DATA TO USE:
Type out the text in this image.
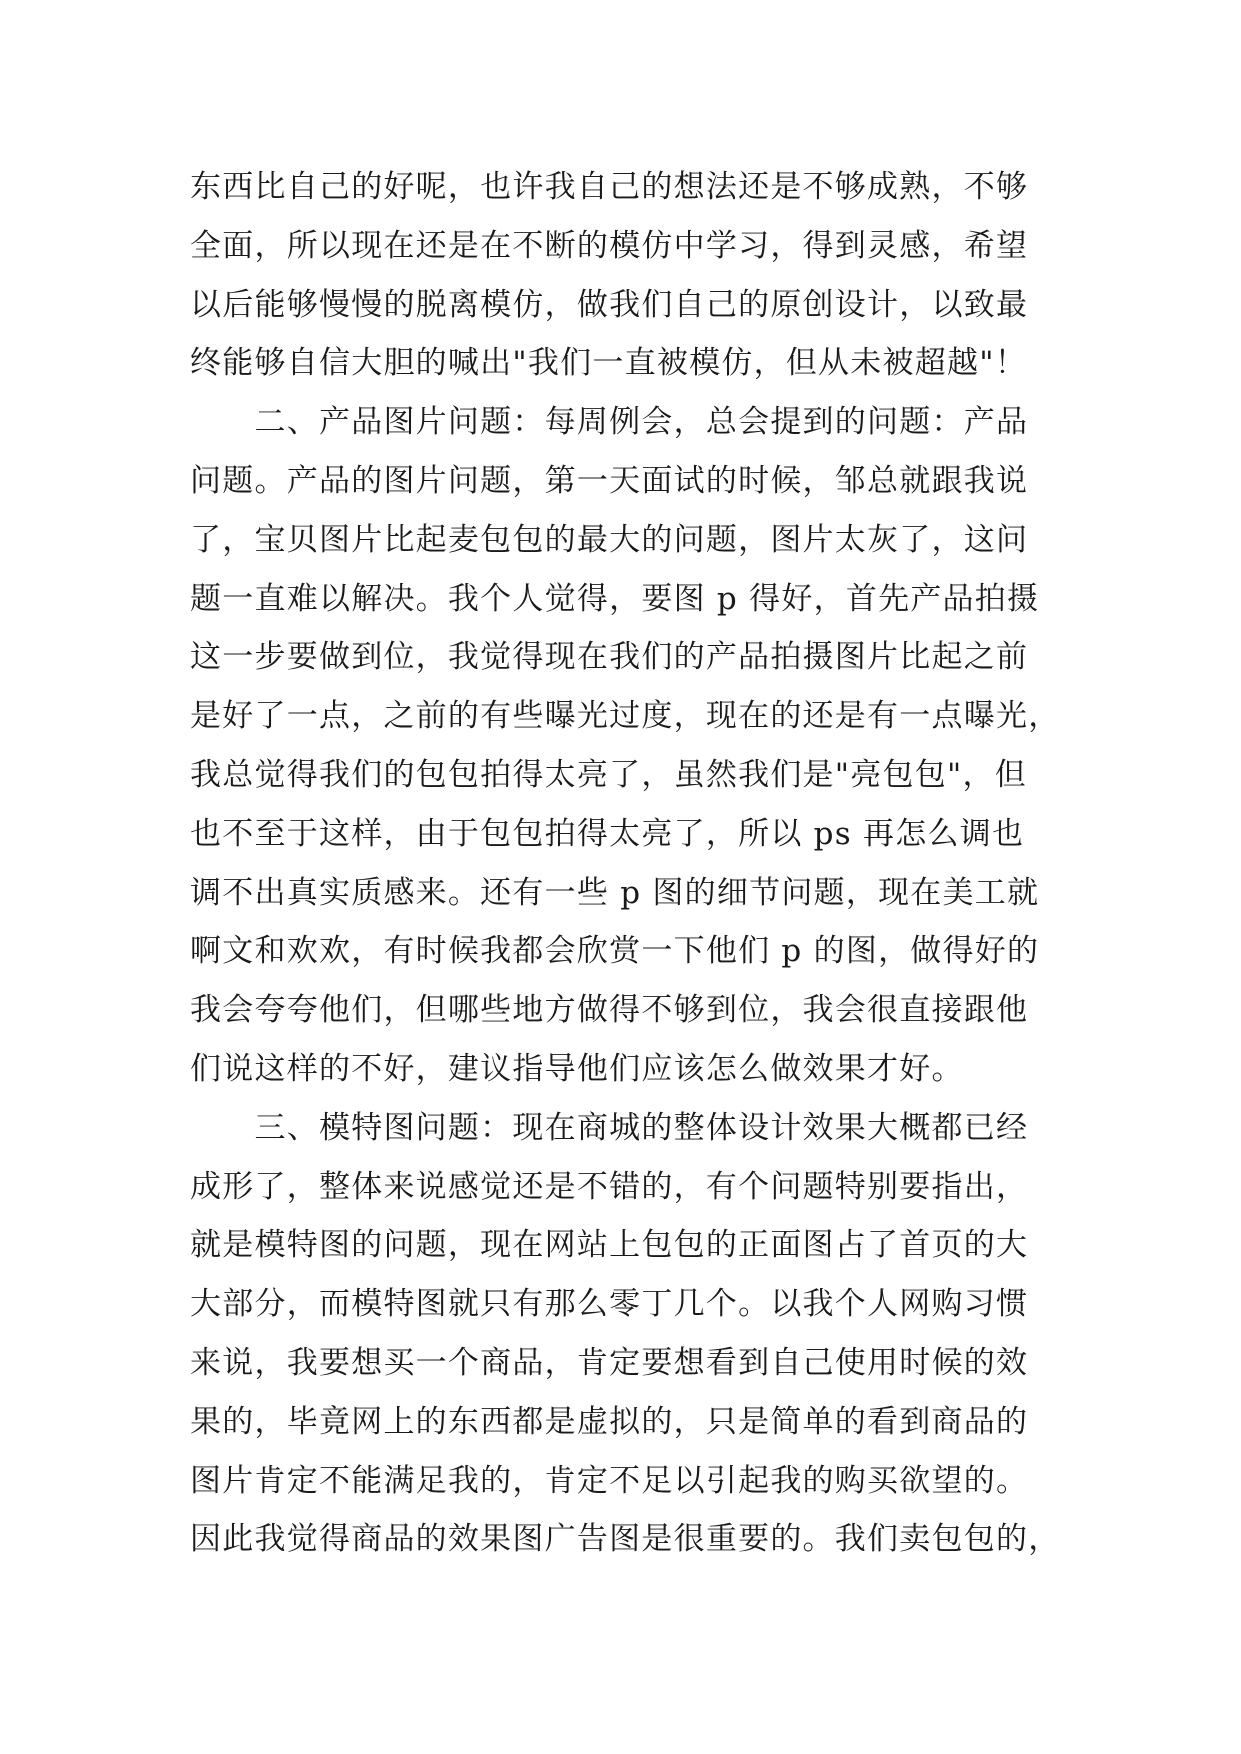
东西比自己的好呢，也许我自己的想法还是不够成熟，不够
全面，所以现在还是在不断的模仿中学习，得到灵感，希望
以后能够慢慢的脱离模仿，做我们自己的原创设计，以致最
终能够自信大胆的喊出"我们一直被模仿，但从未被超越"！
　　二、产品图片问题：每周例会，总会提到的问题：产品
问题。产品的图片问题，第一天面试的时候，邹总就跟我说
了，宝贝图片比起麦包包的最大的问题，图片太灰了，这问
题一直难以解决。我个人觉得，要图 p 得好，首先产品拍摄
这一步要做到位，我觉得现在我们的产品拍摄图片比起之前
是好了一点，之前的有些曝光过度，现在的还是有一点曝光，
我总觉得我们的包包拍得太亮了，虽然我们是"亮包包"，但
也不至于这样，由于包包拍得太亮了，所以 ps 再怎么调也
调不出真实质感来。还有一些 p 图的细节问题，现在美工就
啊文和欢欢，有时候我都会欣赏一下他们 p 的图，做得好的
我会夸夸他们，但哪些地方做得不够到位，我会很直接跟他
们说这样的不好，建议指导他们应该怎么做效果才好。
　　三、模特图问题：现在商城的整体设计效果大概都已经
成形了，整体来说感觉还是不错的，有个问题特别要指出，
就是模特图的问题，现在网站上包包的正面图占了首页的大
大部分，而模特图就只有那么零丁几个。以我个人网购习惯
来说，我要想买一个商品，肯定要想看到自己使用时候的效
果的，毕竟网上的东西都是虚拟的，只是简单的看到商品的
图片肯定不能满足我的，肯定不足以引起我的购买欲望的。
因此我觉得商品的效果图广告图是很重要的。我们卖包包的，
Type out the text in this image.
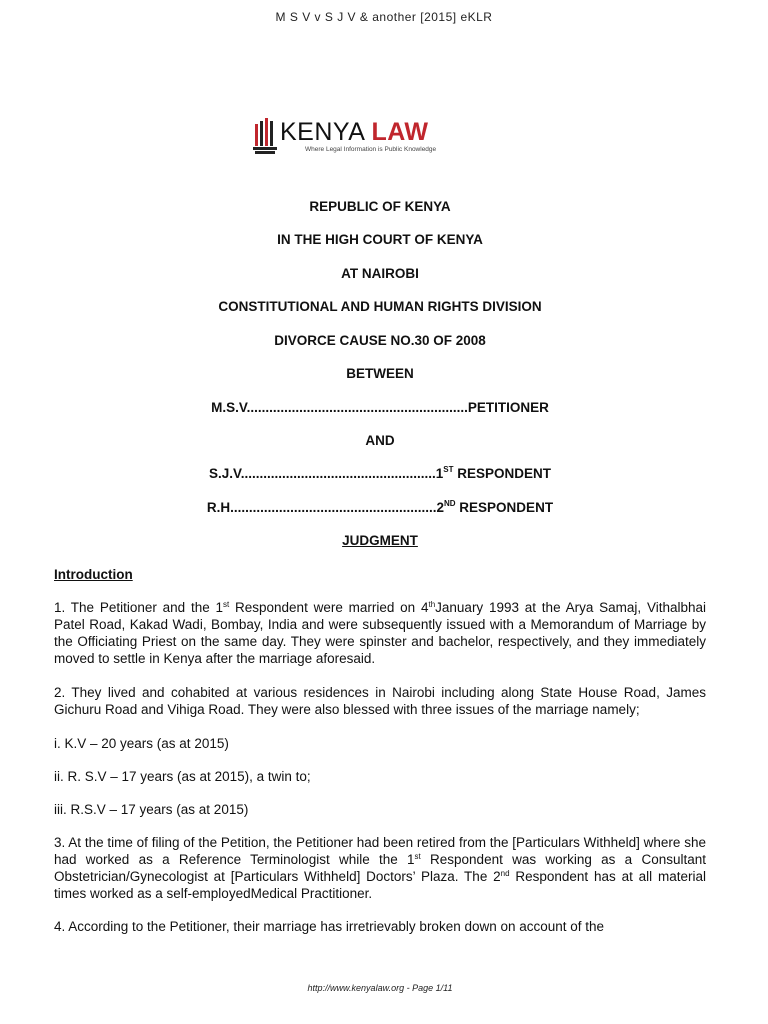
M S V v S J V & another [2015] eKLR
KENYA LAW
Where Legal Information is Public Knowledge
REPUBLIC OF KENYA
IN THE HIGH COURT OF KENYA
AT NAIROBI
CONSTITUTIONAL AND HUMAN RIGHTS DIVISION
DIVORCE CAUSE NO.30 OF 2008
BETWEEN
M.S.V...........................................................PETITIONER
AND
S.J.V....................................................1ST RESPONDENT
R.H.......................................................2ND RESPONDENT
JUDGMENT
Introduction
1. The Petitioner and the 1st Respondent were married on 4thJanuary 1993 at the Arya Samaj, Vithalbhai Patel Road, Kakad Wadi, Bombay, India and were subsequently issued with a Memorandum of Marriage by the Officiating Priest on the same day. They were spinster and bachelor, respectively, and they immediately moved to settle in Kenya after the marriage aforesaid.
2. They lived and cohabited at various residences in Nairobi including along State House Road, James Gichuru Road and Vihiga Road. They were also blessed with three issues of the marriage namely;
i. K.V – 20 years (as at 2015)
ii. R. S.V – 17 years (as at 2015), a twin to;
iii. R.S.V – 17 years (as at 2015)
3. At the time of filing of the Petition, the Petitioner had been retired from the [Particulars Withheld] where she had worked as a Reference Terminologist while the 1st Respondent was working as a Consultant Obstetrician/Gynecologist at [Particulars Withheld] Doctors’ Plaza. The 2nd Respondent has at all material times worked as a self-employedMedical Practitioner.
4. According to the Petitioner, their marriage has irretrievably broken down on account of the
http://www.kenyalaw.org - Page 1/11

EXERCISE DESCRIPTION: Without the pictures, write out all of the material exactly.

WRITTEN ANSWER:
Type out the text in this image.
东西比自己的好呢，也许我自己的想法还是不够成熟，不够
全面，所以现在还是在不断的模仿中学习，得到灵感，希望
以后能够慢慢的脱离模仿，做我们自己的原创设计，以致最
终能够自信大胆的喊出"我们一直被模仿，但从未被超越"！
　　二、产品图片问题：每周例会，总会提到的问题：产品
问题。产品的图片问题，第一天面试的时候，邹总就跟我说
了，宝贝图片比起麦包包的最大的问题，图片太灰了，这问
题一直难以解决。我个人觉得，要图 p 得好，首先产品拍摄
这一步要做到位，我觉得现在我们的产品拍摄图片比起之前
是好了一点，之前的有些曝光过度，现在的还是有一点曝光，
我总觉得我们的包包拍得太亮了，虽然我们是"亮包包"，但
也不至于这样，由于包包拍得太亮了，所以 ps 再怎么调也
调不出真实质感来。还有一些 p 图的细节问题，现在美工就
啊文和欢欢，有时候我都会欣赏一下他们 p 的图，做得好的
我会夸夸他们，但哪些地方做得不够到位，我会很直接跟他
们说这样的不好，建议指导他们应该怎么做效果才好。
　　三、模特图问题：现在商城的整体设计效果大概都已经
成形了，整体来说感觉还是不错的，有个问题特别要指出，
就是模特图的问题，现在网站上包包的正面图占了首页的大
大部分，而模特图就只有那么零丁几个。以我个人网购习惯
来说，我要想买一个商品，肯定要想看到自己使用时候的效
果的，毕竟网上的东西都是虚拟的，只是简单的看到商品的
图片肯定不能满足我的，肯定不足以引起我的购买欲望的。
因此我觉得商品的效果图广告图是很重要的。我们卖包包的，
Type out the text in this image.
M S V v S J V & another [2015] eKLR
KENYA LAW
Where Legal Information is Public Knowledge
REPUBLIC OF KENYA
IN THE HIGH COURT OF KENYA
AT NAIROBI
CONSTITUTIONAL AND HUMAN RIGHTS DIVISION
DIVORCE CAUSE NO.30 OF 2008
BETWEEN
M.S.V...........................................................PETITIONER
AND
S.J.V....................................................1ST RESPONDENT
R.H.......................................................2ND RESPONDENT
JUDGMENT
Introduction
1. The Petitioner and the 1st Respondent were married on 4thJanuary 1993 at the Arya Samaj, Vithalbhai Patel Road, Kakad Wadi, Bombay, India and were subsequently issued with a Memorandum of Marriage by the Officiating Priest on the same day. They were spinster and bachelor, respectively, and they immediately moved to settle in Kenya after the marriage aforesaid.
2. They lived and cohabited at various residences in Nairobi including along State House Road, James Gichuru Road and Vihiga Road. They were also blessed with three issues of the marriage namely;
i. K.V – 20 years (as at 2015)
ii. R. S.V – 17 years (as at 2015), a twin to;
iii. R.S.V – 17 years (as at 2015)
3. At the time of filing of the Petition, the Petitioner had been retired from the [Particulars Withheld] where she had worked as a Reference Terminologist while the 1st Respondent was working as a Consultant Obstetrician/Gynecologist at [Particulars Withheld] Doctors’ Plaza. The 2nd Respondent has at all material times worked as a self-employedMedical Practitioner.
4. According to the Petitioner, their marriage has irretrievably broken down on account of the
http://www.kenyalaw.org - Page 1/11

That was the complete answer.